ROWS

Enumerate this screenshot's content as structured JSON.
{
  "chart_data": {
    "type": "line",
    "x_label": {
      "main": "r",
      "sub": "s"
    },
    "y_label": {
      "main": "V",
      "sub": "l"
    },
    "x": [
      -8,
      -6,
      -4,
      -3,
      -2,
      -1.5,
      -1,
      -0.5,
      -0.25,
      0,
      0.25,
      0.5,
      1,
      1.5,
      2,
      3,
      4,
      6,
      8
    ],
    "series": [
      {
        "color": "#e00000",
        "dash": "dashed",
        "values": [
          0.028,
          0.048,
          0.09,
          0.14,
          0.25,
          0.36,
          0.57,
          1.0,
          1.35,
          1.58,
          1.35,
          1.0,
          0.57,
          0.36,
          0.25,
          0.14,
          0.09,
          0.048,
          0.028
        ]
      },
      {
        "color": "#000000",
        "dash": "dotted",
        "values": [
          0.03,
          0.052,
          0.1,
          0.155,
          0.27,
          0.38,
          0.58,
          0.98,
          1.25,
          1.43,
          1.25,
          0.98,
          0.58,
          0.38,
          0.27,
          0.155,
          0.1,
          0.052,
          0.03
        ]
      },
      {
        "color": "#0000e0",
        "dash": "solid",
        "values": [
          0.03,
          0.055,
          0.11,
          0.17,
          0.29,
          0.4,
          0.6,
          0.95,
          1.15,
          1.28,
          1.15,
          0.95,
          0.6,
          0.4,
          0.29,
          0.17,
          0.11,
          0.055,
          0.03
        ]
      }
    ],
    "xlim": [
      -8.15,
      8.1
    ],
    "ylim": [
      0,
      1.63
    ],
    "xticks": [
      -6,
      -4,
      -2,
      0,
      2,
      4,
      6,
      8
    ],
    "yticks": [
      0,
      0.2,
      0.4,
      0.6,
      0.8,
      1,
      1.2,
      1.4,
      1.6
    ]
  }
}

EXERCISE REQUIREMENTS
Go through the records above and copy every line with the word "color".

RESPONSE TO THE TASK
        "color": "#e00000",
        "color": "#000000",
        "color": "#0000e0",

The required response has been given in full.